### [CHALLENGE]
Set the listing down again exactly, please, apart from its pictures.
★ ★ ★ ★ ★
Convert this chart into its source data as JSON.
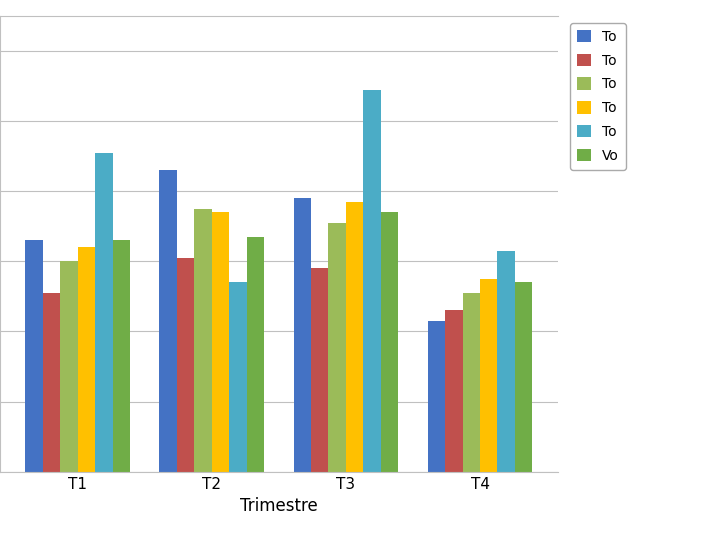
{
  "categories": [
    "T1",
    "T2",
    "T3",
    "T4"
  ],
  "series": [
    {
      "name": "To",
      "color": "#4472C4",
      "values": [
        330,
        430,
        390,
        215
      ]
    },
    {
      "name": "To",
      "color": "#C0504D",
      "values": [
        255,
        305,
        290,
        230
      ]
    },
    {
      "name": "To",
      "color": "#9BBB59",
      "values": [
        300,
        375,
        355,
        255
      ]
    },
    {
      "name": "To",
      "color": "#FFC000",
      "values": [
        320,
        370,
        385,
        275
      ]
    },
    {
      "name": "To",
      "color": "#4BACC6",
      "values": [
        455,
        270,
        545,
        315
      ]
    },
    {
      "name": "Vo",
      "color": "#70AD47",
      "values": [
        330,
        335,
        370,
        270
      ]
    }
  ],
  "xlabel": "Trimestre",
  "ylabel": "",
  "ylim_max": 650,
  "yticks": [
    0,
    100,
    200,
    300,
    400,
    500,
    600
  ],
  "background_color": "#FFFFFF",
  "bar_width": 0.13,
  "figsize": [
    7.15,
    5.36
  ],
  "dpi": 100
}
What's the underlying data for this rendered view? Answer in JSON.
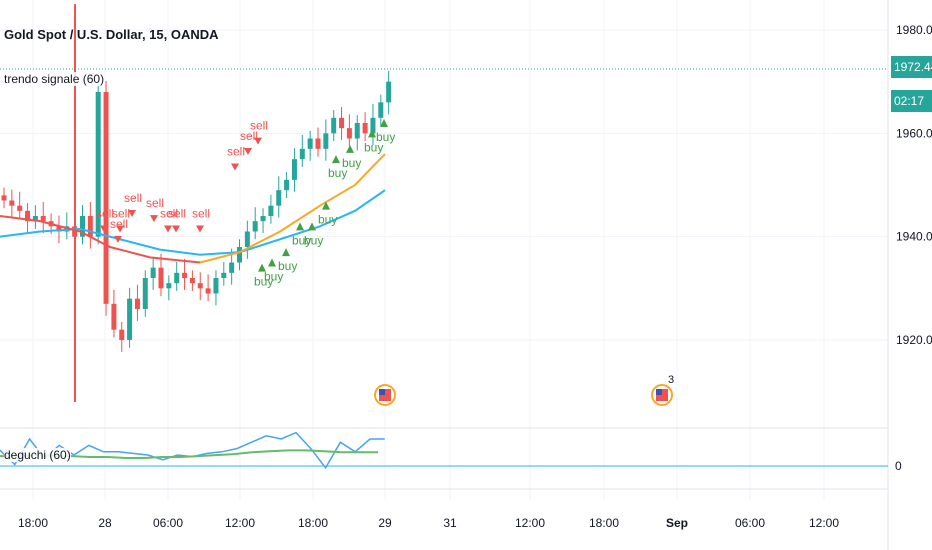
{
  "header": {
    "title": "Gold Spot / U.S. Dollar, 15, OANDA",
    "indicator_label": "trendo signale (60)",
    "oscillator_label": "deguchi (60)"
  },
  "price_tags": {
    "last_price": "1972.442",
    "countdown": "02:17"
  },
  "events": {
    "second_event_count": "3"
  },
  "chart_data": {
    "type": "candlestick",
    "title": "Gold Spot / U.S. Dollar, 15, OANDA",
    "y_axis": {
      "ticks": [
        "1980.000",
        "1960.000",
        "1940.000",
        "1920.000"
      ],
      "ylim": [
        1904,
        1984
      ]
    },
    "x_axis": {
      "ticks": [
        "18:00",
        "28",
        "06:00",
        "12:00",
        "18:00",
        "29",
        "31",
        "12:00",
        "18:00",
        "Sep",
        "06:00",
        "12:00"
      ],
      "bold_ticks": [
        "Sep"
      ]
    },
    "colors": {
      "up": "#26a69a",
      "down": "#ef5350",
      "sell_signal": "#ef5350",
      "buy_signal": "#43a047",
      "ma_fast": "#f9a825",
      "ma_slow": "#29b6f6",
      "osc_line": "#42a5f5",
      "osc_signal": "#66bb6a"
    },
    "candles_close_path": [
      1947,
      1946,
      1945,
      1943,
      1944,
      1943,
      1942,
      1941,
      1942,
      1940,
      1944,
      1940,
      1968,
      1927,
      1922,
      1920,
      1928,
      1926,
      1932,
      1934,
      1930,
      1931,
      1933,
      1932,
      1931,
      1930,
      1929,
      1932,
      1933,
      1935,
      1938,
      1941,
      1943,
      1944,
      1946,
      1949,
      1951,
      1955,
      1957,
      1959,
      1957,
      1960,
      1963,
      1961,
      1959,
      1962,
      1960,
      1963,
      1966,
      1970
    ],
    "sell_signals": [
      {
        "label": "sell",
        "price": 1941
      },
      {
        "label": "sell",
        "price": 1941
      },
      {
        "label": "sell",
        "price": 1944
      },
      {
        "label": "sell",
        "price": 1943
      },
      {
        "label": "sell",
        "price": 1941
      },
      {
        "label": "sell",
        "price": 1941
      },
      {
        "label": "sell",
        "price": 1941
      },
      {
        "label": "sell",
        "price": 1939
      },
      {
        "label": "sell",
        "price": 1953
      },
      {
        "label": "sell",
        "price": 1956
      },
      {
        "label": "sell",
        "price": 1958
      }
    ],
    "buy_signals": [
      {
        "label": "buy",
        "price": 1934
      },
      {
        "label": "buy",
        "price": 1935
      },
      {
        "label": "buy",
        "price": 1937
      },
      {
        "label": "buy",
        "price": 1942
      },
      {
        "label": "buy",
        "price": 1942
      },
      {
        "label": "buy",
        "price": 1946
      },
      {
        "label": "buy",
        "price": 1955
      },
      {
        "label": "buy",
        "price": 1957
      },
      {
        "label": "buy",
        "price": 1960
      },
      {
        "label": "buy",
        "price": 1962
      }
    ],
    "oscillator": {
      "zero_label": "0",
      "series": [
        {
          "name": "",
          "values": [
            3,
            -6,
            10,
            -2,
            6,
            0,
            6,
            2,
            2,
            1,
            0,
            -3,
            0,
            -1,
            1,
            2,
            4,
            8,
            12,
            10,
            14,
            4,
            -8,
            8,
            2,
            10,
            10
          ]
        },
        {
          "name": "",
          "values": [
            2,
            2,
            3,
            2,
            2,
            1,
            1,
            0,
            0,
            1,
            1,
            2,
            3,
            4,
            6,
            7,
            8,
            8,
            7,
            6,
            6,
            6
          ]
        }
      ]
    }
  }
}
★ ★ ★ ★ ★
### [COMPLETED EXERCISE]
Convert this chart into its source data as JSON.
{
  "categories": [
    "T1",
    "T2",
    "T3",
    "T4"
  ],
  "series": [
    {
      "name": "To",
      "color": "#4472C4",
      "values": [
        330,
        430,
        390,
        215
      ]
    },
    {
      "name": "To",
      "color": "#C0504D",
      "values": [
        255,
        305,
        290,
        230
      ]
    },
    {
      "name": "To",
      "color": "#9BBB59",
      "values": [
        300,
        375,
        355,
        255
      ]
    },
    {
      "name": "To",
      "color": "#FFC000",
      "values": [
        320,
        370,
        385,
        275
      ]
    },
    {
      "name": "To",
      "color": "#4BACC6",
      "values": [
        455,
        270,
        545,
        315
      ]
    },
    {
      "name": "Vo",
      "color": "#70AD47",
      "values": [
        330,
        335,
        370,
        270
      ]
    }
  ],
  "xlabel": "Trimestre",
  "ylabel": "",
  "ylim_max": 650,
  "yticks": [
    0,
    100,
    200,
    300,
    400,
    500,
    600
  ],
  "background_color": "#FFFFFF",
  "bar_width": 0.13,
  "figsize": [
    7.15,
    5.36
  ],
  "dpi": 100
}
What's the underlying data for this rendered view? Answer in JSON.
{
  "header": {
    "title": "Gold Spot / U.S. Dollar, 15, OANDA",
    "indicator_label": "trendo signale (60)",
    "oscillator_label": "deguchi (60)"
  },
  "price_tags": {
    "last_price": "1972.442",
    "countdown": "02:17"
  },
  "events": {
    "second_event_count": "3"
  },
  "chart_data": {
    "type": "candlestick",
    "title": "Gold Spot / U.S. Dollar, 15, OANDA",
    "y_axis": {
      "ticks": [
        "1980.000",
        "1960.000",
        "1940.000",
        "1920.000"
      ],
      "ylim": [
        1904,
        1984
      ]
    },
    "x_axis": {
      "ticks": [
        "18:00",
        "28",
        "06:00",
        "12:00",
        "18:00",
        "29",
        "31",
        "12:00",
        "18:00",
        "Sep",
        "06:00",
        "12:00"
      ],
      "bold_ticks": [
        "Sep"
      ]
    },
    "colors": {
      "up": "#26a69a",
      "down": "#ef5350",
      "sell_signal": "#ef5350",
      "buy_signal": "#43a047",
      "ma_fast": "#f9a825",
      "ma_slow": "#29b6f6",
      "osc_line": "#42a5f5",
      "osc_signal": "#66bb6a"
    },
    "candles_close_path": [
      1947,
      1946,
      1945,
      1943,
      1944,
      1943,
      1942,
      1941,
      1942,
      1940,
      1944,
      1940,
      1968,
      1927,
      1922,
      1920,
      1928,
      1926,
      1932,
      1934,
      1930,
      1931,
      1933,
      1932,
      1931,
      1930,
      1929,
      1932,
      1933,
      1935,
      1938,
      1941,
      1943,
      1944,
      1946,
      1949,
      1951,
      1955,
      1957,
      1959,
      1957,
      1960,
      1963,
      1961,
      1959,
      1962,
      1960,
      1963,
      1966,
      1970
    ],
    "sell_signals": [
      {
        "label": "sell",
        "price": 1941
      },
      {
        "label": "sell",
        "price": 1941
      },
      {
        "label": "sell",
        "price": 1944
      },
      {
        "label": "sell",
        "price": 1943
      },
      {
        "label": "sell",
        "price": 1941
      },
      {
        "label": "sell",
        "price": 1941
      },
      {
        "label": "sell",
        "price": 1941
      },
      {
        "label": "sell",
        "price": 1939
      },
      {
        "label": "sell",
        "price": 1953
      },
      {
        "label": "sell",
        "price": 1956
      },
      {
        "label": "sell",
        "price": 1958
      }
    ],
    "buy_signals": [
      {
        "label": "buy",
        "price": 1934
      },
      {
        "label": "buy",
        "price": 1935
      },
      {
        "label": "buy",
        "price": 1937
      },
      {
        "label": "buy",
        "price": 1942
      },
      {
        "label": "buy",
        "price": 1942
      },
      {
        "label": "buy",
        "price": 1946
      },
      {
        "label": "buy",
        "price": 1955
      },
      {
        "label": "buy",
        "price": 1957
      },
      {
        "label": "buy",
        "price": 1960
      },
      {
        "label": "buy",
        "price": 1962
      }
    ],
    "oscillator": {
      "zero_label": "0",
      "series": [
        {
          "name": "",
          "values": [
            3,
            -6,
            10,
            -2,
            6,
            0,
            6,
            2,
            2,
            1,
            0,
            -3,
            0,
            -1,
            1,
            2,
            4,
            8,
            12,
            10,
            14,
            4,
            -8,
            8,
            2,
            10,
            10
          ]
        },
        {
          "name": "",
          "values": [
            2,
            2,
            3,
            2,
            2,
            1,
            1,
            0,
            0,
            1,
            1,
            2,
            3,
            4,
            6,
            7,
            8,
            8,
            7,
            6,
            6,
            6
          ]
        }
      ]
    }
  }
}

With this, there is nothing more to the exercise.